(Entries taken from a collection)

※ ※ ※

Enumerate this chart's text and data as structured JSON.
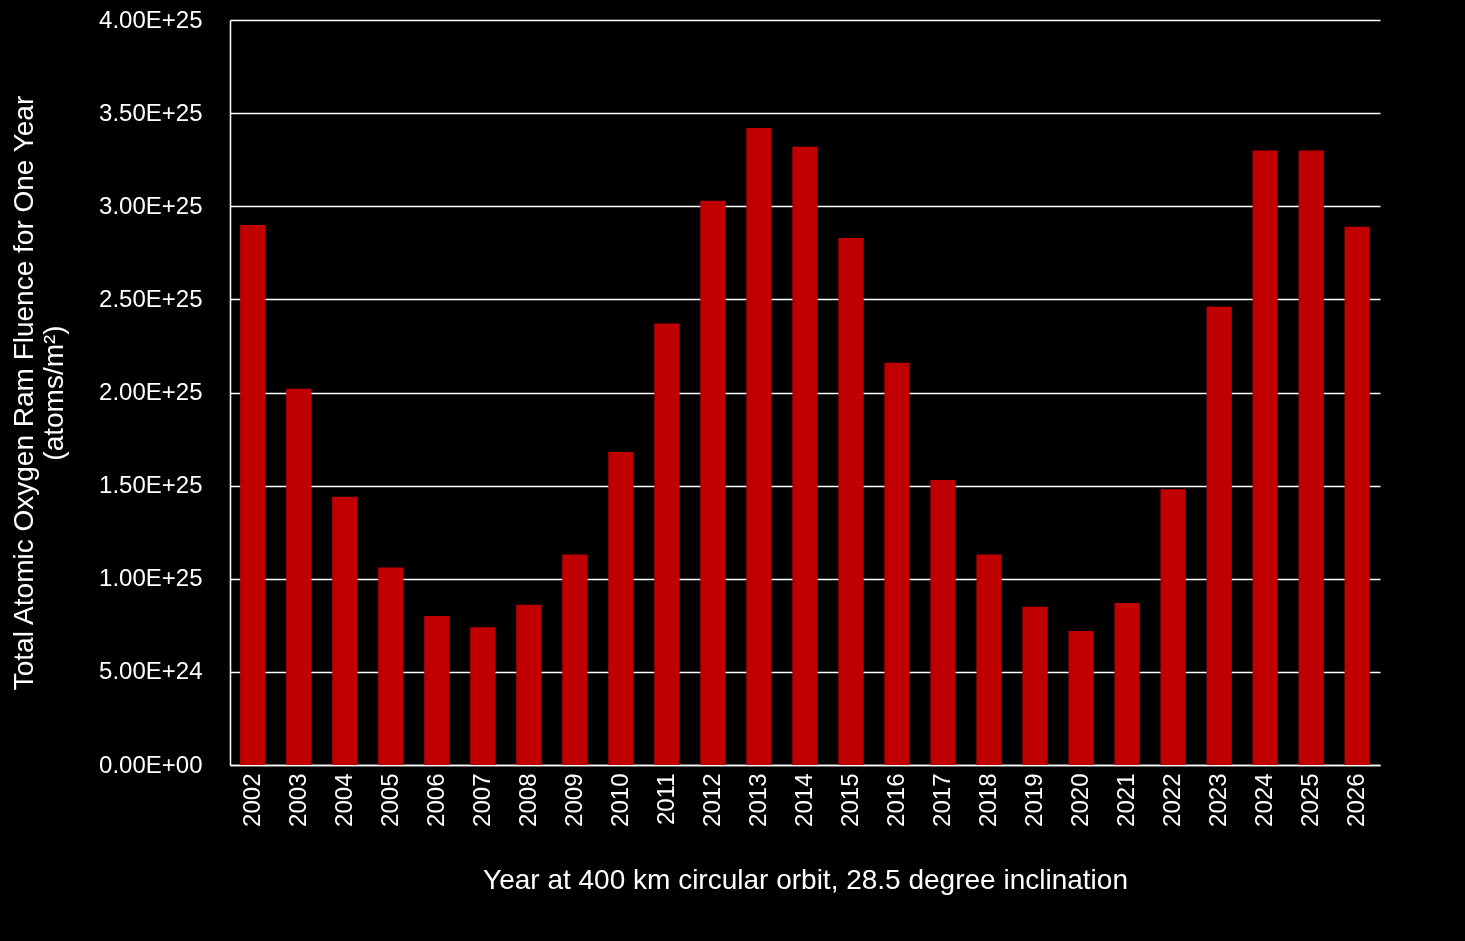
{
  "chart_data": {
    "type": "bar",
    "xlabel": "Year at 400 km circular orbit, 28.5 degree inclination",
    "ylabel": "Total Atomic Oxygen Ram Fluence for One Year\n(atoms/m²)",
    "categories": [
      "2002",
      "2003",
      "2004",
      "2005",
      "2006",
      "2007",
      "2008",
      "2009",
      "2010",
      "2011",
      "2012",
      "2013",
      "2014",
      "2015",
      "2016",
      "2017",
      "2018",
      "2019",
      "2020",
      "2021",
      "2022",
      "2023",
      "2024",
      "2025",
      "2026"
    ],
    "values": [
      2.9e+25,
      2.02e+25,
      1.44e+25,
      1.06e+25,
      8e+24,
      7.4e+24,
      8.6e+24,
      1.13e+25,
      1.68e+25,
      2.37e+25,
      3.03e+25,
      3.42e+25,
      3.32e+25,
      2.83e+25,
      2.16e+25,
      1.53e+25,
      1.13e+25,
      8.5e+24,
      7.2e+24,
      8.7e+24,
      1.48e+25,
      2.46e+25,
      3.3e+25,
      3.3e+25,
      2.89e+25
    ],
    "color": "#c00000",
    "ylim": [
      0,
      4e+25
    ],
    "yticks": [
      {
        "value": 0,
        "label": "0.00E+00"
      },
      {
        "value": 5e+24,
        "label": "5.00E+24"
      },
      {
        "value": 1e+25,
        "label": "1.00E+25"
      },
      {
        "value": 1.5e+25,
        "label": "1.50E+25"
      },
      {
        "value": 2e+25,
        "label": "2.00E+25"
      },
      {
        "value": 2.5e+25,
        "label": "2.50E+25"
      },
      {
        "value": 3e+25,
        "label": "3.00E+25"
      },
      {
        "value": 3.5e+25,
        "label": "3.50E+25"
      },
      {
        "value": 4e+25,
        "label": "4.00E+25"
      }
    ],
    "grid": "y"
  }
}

※ ※ ※

_GOAL OF THE EXERCISE:_
Answer with one number: how many lines of the entries above include the word "Year".

_ANSWER IN FULL:_
2